Exercise aim = Write every record out again exactly, and keep images out of it.

(Records from a dataset)
## begin

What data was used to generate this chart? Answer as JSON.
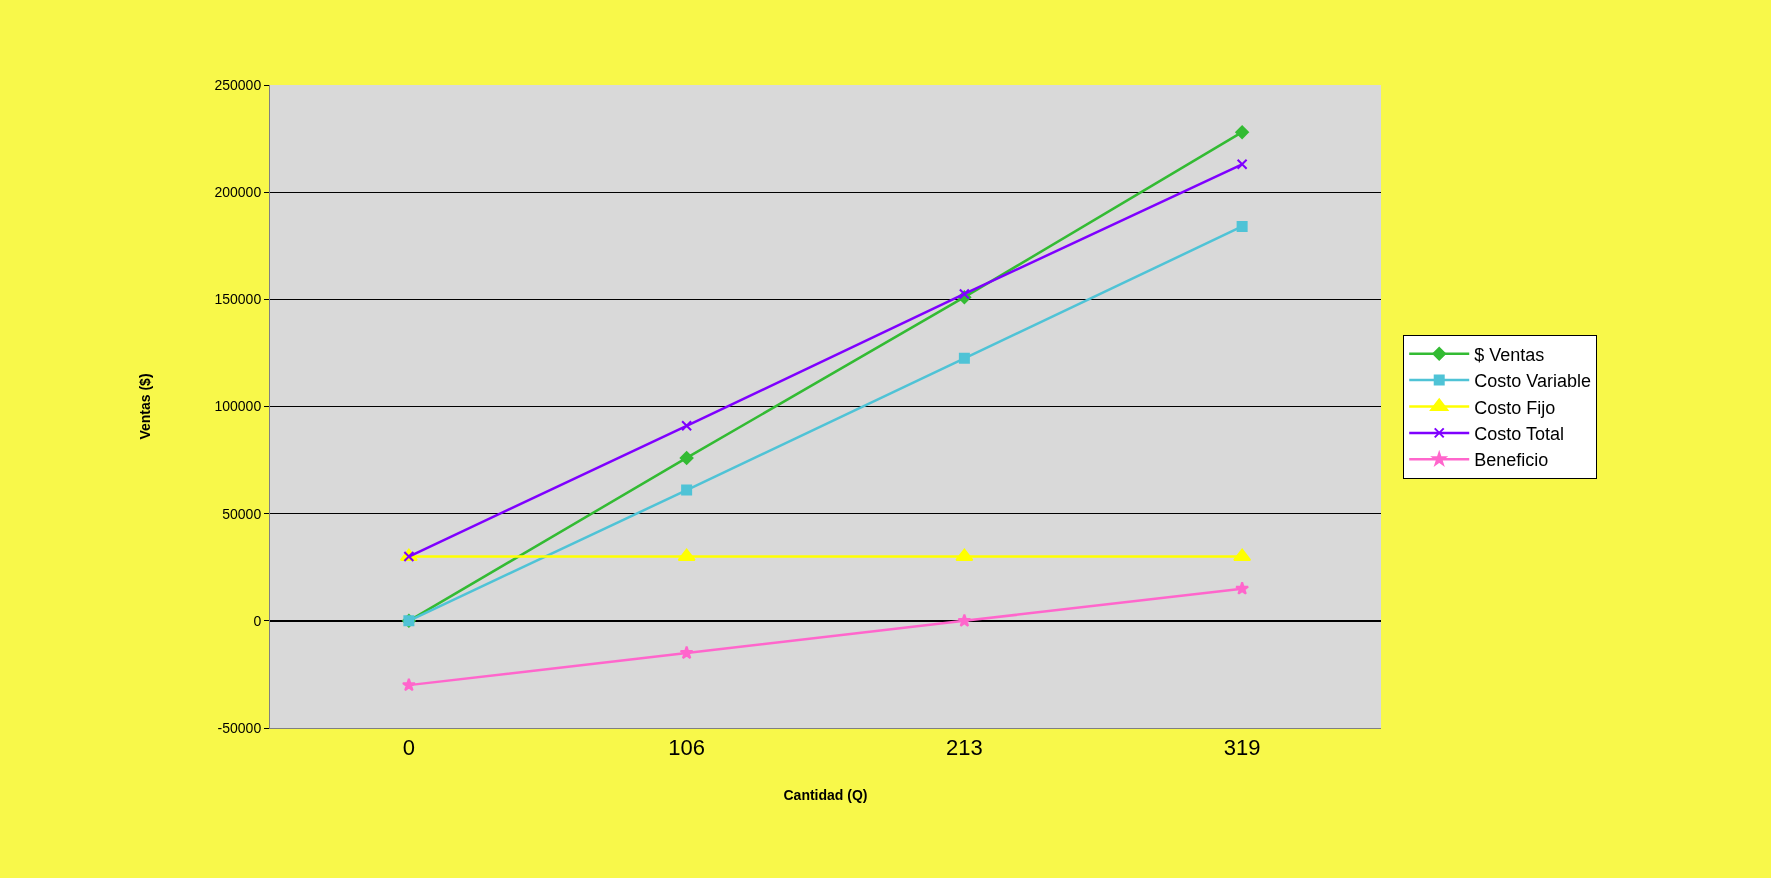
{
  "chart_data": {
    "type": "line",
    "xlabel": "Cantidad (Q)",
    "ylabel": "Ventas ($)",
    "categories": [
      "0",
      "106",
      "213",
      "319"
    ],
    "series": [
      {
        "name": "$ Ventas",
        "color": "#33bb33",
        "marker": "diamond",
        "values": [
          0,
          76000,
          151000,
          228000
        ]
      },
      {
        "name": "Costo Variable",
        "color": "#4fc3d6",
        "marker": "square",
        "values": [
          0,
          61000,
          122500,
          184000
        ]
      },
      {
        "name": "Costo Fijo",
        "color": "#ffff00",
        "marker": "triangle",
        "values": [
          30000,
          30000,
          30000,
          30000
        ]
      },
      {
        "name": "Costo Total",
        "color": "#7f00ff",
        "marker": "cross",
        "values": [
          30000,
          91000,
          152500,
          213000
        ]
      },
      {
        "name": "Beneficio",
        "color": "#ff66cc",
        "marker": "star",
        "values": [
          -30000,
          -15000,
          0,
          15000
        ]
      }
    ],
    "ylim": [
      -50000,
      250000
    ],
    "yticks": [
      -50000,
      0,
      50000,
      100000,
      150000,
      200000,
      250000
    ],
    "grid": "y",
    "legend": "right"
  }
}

## end

Output for this task =
What data was used to generate this chart? Answer as JSON.
{
  "chart_data": {
    "type": "line",
    "xlabel": "Cantidad (Q)",
    "ylabel": "Ventas ($)",
    "categories": [
      "0",
      "106",
      "213",
      "319"
    ],
    "series": [
      {
        "name": "$ Ventas",
        "color": "#33bb33",
        "marker": "diamond",
        "values": [
          0,
          76000,
          151000,
          228000
        ]
      },
      {
        "name": "Costo Variable",
        "color": "#4fc3d6",
        "marker": "square",
        "values": [
          0,
          61000,
          122500,
          184000
        ]
      },
      {
        "name": "Costo Fijo",
        "color": "#ffff00",
        "marker": "triangle",
        "values": [
          30000,
          30000,
          30000,
          30000
        ]
      },
      {
        "name": "Costo Total",
        "color": "#7f00ff",
        "marker": "cross",
        "values": [
          30000,
          91000,
          152500,
          213000
        ]
      },
      {
        "name": "Beneficio",
        "color": "#ff66cc",
        "marker": "star",
        "values": [
          -30000,
          -15000,
          0,
          15000
        ]
      }
    ],
    "ylim": [
      -50000,
      250000
    ],
    "yticks": [
      -50000,
      0,
      50000,
      100000,
      150000,
      200000,
      250000
    ],
    "grid": "y",
    "legend": "right"
  }
}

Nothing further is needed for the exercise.